◆ Written task:
Copy out every item below verbatim, keeping each line and character unchanged.

◆ Data section:
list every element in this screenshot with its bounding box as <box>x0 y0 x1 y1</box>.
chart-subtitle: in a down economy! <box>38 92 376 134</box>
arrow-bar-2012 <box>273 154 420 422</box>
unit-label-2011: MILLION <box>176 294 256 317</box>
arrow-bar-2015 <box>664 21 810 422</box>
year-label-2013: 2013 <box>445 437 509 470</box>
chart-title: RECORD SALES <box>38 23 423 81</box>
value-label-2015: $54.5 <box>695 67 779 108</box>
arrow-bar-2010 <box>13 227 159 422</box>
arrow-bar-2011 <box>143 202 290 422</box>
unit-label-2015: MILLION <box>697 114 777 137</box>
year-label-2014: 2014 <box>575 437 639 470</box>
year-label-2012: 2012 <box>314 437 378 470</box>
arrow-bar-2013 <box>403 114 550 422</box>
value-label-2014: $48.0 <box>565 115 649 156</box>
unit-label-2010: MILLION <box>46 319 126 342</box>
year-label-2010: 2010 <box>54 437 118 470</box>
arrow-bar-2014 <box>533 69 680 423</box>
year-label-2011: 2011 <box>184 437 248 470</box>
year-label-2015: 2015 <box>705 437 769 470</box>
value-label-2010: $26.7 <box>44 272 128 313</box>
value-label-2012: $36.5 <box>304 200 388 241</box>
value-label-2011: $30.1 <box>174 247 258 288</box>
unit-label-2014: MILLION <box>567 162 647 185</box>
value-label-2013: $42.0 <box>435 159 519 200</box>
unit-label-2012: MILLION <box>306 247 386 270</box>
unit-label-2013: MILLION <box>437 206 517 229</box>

◆ Result for this exercise:
list every element in this screenshot with its bounding box as <box>x0 y0 x1 y1</box>.
chart-subtitle: in a down economy! <box>38 92 376 134</box>
arrow-bar-2012 <box>273 154 420 422</box>
unit-label-2011: MILLION <box>176 294 256 317</box>
arrow-bar-2015 <box>664 21 810 422</box>
year-label-2013: 2013 <box>445 437 509 470</box>
chart-title: RECORD SALES <box>38 23 423 81</box>
value-label-2015: $54.5 <box>695 67 779 108</box>
arrow-bar-2010 <box>13 227 159 422</box>
arrow-bar-2011 <box>143 202 290 422</box>
unit-label-2015: MILLION <box>697 114 777 137</box>
year-label-2014: 2014 <box>575 437 639 470</box>
year-label-2012: 2012 <box>314 437 378 470</box>
arrow-bar-2013 <box>403 114 550 422</box>
value-label-2014: $48.0 <box>565 115 649 156</box>
unit-label-2010: MILLION <box>46 319 126 342</box>
year-label-2010: 2010 <box>54 437 118 470</box>
arrow-bar-2014 <box>533 69 680 423</box>
year-label-2011: 2011 <box>184 437 248 470</box>
year-label-2015: 2015 <box>705 437 769 470</box>
value-label-2010: $26.7 <box>44 272 128 313</box>
value-label-2012: $36.5 <box>304 200 388 241</box>
value-label-2011: $30.1 <box>174 247 258 288</box>
unit-label-2014: MILLION <box>567 162 647 185</box>
value-label-2013: $42.0 <box>435 159 519 200</box>
unit-label-2012: MILLION <box>306 247 386 270</box>
unit-label-2013: MILLION <box>437 206 517 229</box>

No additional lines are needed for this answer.